• **What is expected**: Find the lines containing the word "국제결혼" and copy every one of them.

━━ Records for the exercise ━━

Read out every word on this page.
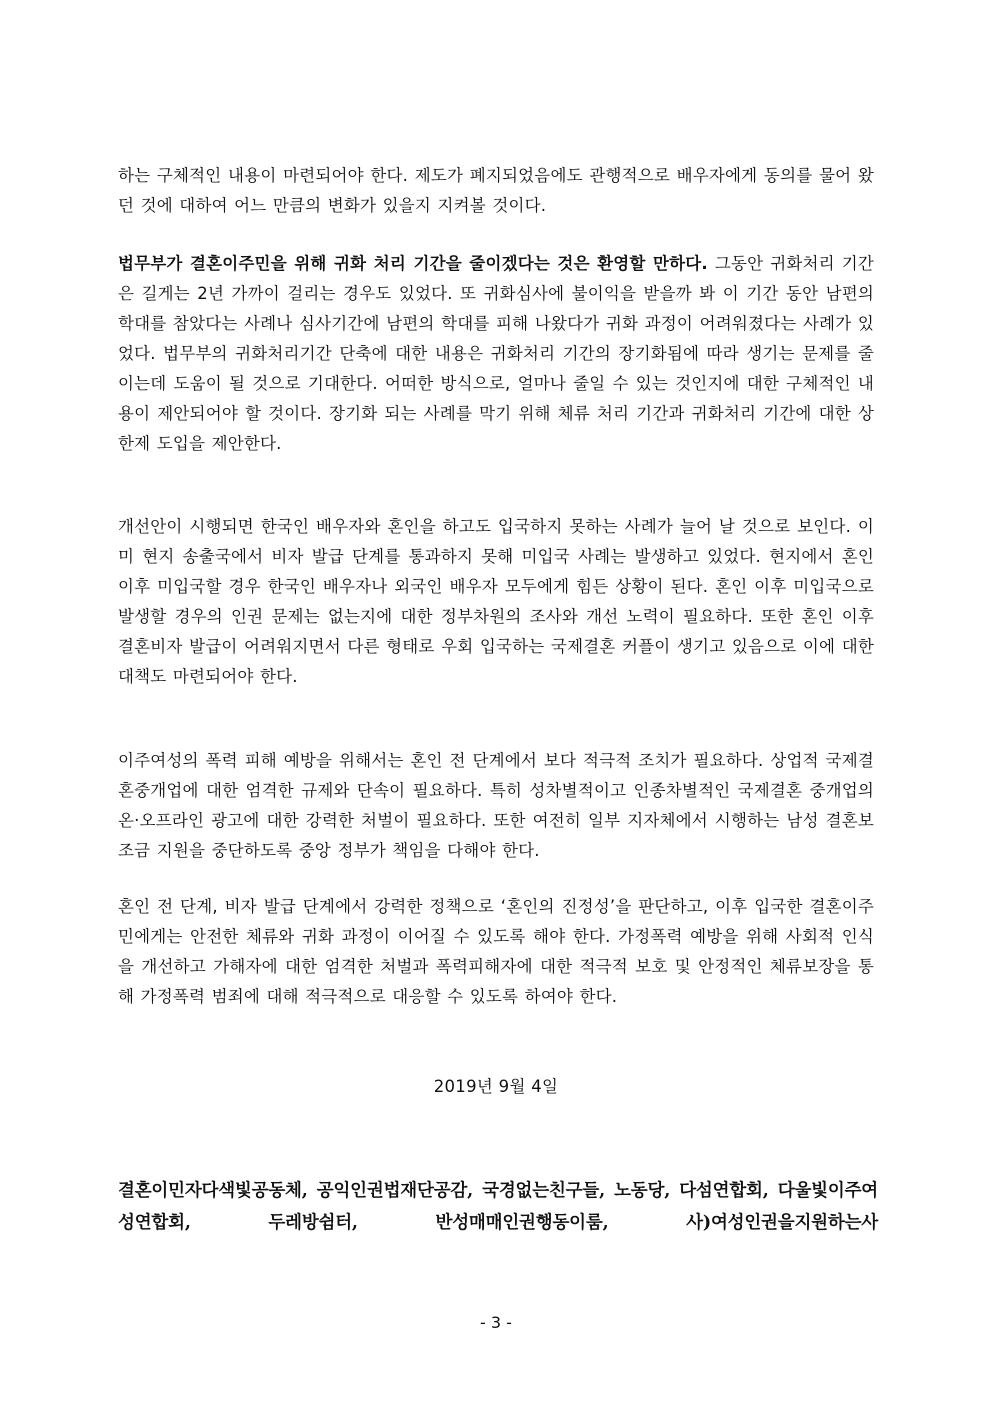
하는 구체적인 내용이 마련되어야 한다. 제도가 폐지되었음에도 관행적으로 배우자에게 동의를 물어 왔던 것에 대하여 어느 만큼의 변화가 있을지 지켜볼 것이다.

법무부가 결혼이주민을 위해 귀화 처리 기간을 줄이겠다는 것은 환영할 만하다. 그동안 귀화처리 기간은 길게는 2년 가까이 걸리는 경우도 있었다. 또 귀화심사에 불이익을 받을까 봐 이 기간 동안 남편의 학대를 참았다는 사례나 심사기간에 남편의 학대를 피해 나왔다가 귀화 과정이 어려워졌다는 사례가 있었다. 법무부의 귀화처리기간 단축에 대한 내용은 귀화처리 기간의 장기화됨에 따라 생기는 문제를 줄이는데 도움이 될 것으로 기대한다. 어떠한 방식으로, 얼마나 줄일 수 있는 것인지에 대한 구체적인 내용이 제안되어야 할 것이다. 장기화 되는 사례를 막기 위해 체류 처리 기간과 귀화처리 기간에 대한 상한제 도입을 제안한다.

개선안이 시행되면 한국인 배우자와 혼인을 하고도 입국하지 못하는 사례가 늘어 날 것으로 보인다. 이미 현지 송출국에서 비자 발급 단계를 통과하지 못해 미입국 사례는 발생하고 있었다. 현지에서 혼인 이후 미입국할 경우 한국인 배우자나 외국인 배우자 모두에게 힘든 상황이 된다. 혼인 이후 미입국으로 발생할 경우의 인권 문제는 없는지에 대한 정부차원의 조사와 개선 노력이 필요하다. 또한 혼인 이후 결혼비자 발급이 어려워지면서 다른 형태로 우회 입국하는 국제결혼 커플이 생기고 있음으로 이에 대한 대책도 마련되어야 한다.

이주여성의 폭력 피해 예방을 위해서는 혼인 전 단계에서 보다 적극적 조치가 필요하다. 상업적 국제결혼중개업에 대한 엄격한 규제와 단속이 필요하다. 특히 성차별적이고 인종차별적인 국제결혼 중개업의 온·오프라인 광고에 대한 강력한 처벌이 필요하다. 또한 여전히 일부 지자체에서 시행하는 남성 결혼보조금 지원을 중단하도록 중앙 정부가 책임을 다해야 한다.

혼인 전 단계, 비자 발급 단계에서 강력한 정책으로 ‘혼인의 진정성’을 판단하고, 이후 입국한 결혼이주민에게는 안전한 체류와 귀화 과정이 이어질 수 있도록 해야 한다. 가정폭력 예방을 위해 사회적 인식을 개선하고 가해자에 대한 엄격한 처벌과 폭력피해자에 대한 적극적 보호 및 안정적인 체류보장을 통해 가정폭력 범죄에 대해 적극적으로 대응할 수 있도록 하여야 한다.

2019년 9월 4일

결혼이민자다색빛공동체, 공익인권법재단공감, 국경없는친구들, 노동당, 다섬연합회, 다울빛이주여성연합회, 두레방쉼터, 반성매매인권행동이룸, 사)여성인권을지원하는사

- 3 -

━━━

• **Expected output**:
개선안이 시행되면 한국인 배우자와 혼인을 하고도 입국하지 못하는 사례가 늘어 날 것으로 보인다. 이미 현지 송출국에서 비자 발급 단계를 통과하지 못해 미입국 사례는 발생하고 있었다. 현지에서 혼인 이후 미입국할 경우 한국인 배우자나 외국인 배우자 모두에게 힘든 상황이 된다. 혼인 이후 미입국으로 발생할 경우의 인권 문제는 없는지에 대한 정부차원의 조사와 개선 노력이 필요하다. 또한 혼인 이후 결혼비자 발급이 어려워지면서 다른 형태로 우회 입국하는 국제결혼 커플이 생기고 있음으로 이에 대한 대책도 마련되어야 한다.
이주여성의 폭력 피해 예방을 위해서는 혼인 전 단계에서 보다 적극적 조치가 필요하다. 상업적 국제결혼중개업에 대한 엄격한 규제와 단속이 필요하다. 특히 성차별적이고 인종차별적인 국제결혼 중개업의 온·오프라인 광고에 대한 강력한 처벌이 필요하다. 또한 여전히 일부 지자체에서 시행하는 남성 결혼보조금 지원을 중단하도록 중앙 정부가 책임을 다해야 한다.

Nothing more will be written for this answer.